<<<<

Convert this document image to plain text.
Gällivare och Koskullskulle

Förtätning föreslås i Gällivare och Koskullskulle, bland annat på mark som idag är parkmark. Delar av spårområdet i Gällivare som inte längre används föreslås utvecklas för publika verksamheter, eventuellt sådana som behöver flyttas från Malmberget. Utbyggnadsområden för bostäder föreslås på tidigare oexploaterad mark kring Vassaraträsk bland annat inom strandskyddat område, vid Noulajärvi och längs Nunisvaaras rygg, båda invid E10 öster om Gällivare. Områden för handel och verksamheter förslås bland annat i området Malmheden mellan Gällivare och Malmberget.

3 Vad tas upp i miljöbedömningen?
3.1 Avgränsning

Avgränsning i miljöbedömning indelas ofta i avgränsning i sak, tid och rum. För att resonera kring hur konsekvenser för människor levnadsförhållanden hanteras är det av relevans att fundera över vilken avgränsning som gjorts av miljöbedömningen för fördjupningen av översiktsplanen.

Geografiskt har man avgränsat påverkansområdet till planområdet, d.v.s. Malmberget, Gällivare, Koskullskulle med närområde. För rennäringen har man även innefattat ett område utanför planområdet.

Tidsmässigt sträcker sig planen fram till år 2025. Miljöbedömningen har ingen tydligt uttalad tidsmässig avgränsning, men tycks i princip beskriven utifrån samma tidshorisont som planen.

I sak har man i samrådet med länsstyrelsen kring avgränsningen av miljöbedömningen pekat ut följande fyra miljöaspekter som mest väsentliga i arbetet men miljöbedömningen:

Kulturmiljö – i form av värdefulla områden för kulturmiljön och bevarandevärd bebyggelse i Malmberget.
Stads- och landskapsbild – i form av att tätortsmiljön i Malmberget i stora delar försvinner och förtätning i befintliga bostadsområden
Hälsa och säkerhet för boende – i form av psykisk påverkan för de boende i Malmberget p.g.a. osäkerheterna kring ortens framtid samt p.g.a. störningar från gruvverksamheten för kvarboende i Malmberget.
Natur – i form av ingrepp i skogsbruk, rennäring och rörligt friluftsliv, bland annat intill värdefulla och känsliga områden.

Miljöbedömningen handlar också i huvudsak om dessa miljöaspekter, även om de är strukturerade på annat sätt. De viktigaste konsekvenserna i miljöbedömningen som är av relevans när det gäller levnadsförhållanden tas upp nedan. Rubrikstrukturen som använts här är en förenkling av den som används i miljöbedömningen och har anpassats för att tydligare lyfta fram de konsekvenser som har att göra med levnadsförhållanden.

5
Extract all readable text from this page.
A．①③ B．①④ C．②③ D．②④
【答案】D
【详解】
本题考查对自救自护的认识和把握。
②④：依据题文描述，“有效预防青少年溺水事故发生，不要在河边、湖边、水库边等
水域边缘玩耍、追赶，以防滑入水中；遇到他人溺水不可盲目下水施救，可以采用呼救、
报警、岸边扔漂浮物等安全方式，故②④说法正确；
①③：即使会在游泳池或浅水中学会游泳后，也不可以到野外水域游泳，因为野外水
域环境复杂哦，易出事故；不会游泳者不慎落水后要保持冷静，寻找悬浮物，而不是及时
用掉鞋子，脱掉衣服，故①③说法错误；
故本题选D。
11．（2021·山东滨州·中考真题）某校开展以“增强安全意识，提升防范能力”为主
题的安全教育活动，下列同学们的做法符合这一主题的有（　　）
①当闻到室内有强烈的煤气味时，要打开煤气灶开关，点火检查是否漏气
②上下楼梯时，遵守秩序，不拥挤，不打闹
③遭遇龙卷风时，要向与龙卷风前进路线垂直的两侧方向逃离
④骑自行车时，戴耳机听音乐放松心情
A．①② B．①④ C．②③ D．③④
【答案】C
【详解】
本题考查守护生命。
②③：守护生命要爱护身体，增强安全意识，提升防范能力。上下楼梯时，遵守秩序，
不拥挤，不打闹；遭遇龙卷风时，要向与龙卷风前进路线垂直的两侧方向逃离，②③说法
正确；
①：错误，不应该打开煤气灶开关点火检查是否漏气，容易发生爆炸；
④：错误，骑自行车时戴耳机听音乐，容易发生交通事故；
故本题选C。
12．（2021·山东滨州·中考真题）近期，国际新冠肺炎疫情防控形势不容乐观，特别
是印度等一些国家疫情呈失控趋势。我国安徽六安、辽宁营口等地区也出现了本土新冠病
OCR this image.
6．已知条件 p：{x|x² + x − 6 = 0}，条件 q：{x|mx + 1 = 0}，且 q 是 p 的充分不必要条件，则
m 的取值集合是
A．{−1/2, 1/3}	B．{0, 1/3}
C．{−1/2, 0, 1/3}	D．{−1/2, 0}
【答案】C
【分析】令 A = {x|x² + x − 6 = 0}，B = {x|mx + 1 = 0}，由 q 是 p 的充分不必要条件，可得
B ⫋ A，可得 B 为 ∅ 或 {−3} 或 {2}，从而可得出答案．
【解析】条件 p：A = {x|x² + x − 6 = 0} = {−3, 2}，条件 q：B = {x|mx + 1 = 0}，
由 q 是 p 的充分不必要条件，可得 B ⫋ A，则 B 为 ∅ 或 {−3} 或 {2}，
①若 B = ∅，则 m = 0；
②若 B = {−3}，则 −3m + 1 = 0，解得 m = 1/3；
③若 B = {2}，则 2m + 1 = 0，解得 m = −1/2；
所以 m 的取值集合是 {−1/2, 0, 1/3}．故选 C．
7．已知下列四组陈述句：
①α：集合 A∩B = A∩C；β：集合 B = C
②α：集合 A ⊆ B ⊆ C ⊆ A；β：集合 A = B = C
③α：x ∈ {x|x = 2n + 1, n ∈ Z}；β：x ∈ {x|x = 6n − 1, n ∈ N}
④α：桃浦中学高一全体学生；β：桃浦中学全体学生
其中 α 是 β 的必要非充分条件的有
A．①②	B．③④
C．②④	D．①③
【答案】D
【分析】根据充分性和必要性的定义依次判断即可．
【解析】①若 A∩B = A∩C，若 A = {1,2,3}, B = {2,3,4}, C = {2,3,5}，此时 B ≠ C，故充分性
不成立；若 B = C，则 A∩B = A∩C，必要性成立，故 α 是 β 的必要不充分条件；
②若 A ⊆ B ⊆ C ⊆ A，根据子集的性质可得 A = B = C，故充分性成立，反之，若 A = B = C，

>>>>

Written problem: Scan the material above for the string "image" and return the lines that hold it.

Task solution:
Convert this document image to plain text.
OCR this image.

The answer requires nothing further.